Problem details
Where a line holds the word "traffic", copy that line.

Data section
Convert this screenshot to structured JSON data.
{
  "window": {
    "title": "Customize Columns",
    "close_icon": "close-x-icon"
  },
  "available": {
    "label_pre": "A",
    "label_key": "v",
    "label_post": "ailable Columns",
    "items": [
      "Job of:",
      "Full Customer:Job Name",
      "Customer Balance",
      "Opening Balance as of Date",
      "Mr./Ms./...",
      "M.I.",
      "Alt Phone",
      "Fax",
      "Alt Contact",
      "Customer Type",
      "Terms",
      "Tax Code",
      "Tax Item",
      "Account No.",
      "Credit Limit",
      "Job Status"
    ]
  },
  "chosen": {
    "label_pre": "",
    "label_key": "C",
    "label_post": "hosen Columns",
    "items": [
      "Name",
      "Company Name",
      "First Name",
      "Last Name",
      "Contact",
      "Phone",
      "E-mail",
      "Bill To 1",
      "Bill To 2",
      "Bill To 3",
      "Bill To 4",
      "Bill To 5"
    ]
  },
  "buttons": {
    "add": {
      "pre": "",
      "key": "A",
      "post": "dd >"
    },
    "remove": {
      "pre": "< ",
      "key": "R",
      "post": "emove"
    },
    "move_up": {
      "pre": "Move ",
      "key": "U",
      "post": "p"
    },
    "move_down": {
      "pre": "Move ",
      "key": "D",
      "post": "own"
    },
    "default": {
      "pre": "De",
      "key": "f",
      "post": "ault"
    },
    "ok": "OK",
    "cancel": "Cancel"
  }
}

--

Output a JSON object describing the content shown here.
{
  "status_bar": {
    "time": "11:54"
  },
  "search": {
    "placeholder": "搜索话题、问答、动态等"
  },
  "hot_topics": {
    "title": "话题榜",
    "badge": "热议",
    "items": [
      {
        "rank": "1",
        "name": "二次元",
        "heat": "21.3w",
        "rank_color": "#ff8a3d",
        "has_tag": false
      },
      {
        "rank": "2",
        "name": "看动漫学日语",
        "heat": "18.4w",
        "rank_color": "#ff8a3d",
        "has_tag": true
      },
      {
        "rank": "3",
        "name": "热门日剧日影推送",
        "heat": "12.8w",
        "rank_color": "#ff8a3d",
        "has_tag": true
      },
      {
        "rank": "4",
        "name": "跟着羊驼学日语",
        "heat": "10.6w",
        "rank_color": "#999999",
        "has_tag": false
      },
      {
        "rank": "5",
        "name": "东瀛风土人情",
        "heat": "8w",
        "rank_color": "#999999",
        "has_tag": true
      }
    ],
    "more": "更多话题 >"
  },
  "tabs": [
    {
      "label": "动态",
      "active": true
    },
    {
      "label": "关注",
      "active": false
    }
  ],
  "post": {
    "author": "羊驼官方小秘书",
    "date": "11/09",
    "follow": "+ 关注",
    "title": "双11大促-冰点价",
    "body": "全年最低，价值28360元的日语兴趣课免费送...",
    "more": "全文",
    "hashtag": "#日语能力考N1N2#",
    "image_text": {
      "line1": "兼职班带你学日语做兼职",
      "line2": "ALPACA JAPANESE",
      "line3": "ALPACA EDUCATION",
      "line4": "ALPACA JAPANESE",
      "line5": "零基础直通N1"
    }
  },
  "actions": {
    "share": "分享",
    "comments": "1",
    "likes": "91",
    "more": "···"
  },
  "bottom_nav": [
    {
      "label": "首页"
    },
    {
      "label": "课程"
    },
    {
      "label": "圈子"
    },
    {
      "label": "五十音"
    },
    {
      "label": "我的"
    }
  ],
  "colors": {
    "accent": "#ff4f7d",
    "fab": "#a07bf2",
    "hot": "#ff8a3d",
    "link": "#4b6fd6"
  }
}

...

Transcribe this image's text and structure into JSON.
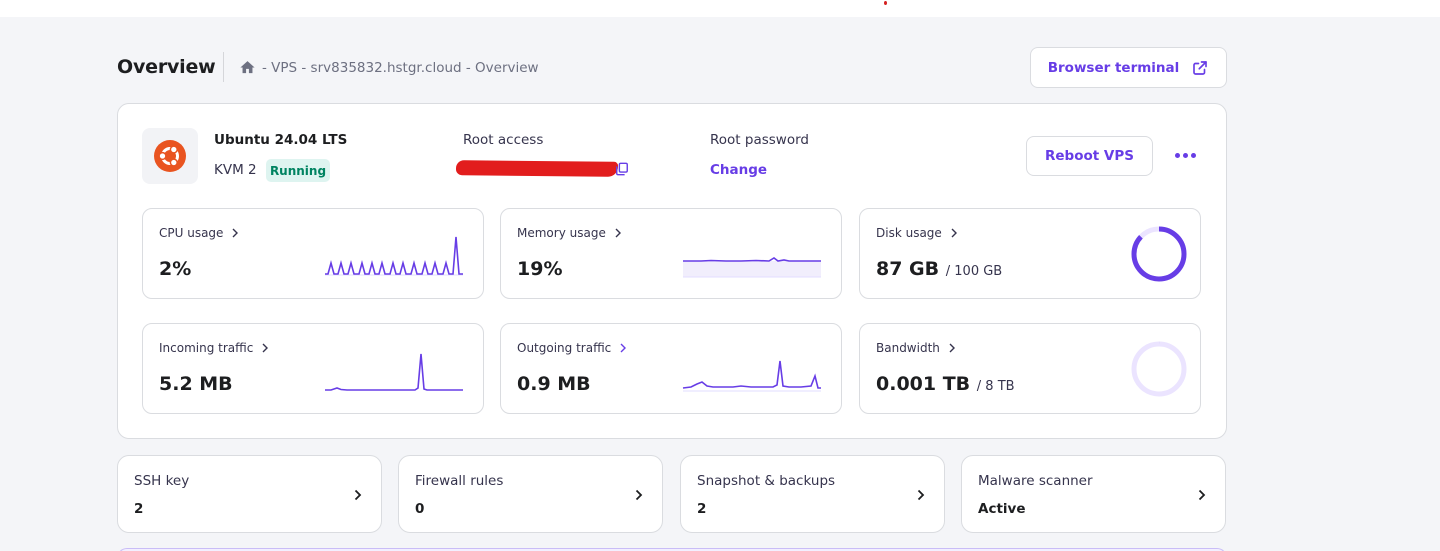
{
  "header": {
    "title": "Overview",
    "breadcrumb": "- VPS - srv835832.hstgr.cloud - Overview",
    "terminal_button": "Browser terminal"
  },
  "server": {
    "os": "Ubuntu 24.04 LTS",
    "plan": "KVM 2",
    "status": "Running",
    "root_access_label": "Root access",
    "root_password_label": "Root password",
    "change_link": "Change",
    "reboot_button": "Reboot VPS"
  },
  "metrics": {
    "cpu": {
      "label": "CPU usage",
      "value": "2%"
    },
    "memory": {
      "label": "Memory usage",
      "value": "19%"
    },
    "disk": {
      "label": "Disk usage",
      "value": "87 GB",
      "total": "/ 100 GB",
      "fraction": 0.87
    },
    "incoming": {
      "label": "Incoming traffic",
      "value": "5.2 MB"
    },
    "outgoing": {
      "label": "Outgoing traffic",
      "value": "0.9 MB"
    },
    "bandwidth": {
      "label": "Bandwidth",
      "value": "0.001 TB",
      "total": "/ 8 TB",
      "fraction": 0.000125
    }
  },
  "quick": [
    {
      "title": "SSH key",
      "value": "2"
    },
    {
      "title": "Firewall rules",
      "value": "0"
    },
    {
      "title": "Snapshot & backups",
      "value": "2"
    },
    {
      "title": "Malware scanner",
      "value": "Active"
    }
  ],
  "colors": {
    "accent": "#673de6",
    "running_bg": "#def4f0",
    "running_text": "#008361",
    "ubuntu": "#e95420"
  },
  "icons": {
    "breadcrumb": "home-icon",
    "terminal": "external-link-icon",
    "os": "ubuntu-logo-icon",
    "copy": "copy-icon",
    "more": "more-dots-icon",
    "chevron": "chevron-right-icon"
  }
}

Task solution
      "label": "Incoming traffic",
      "label": "Outgoing traffic",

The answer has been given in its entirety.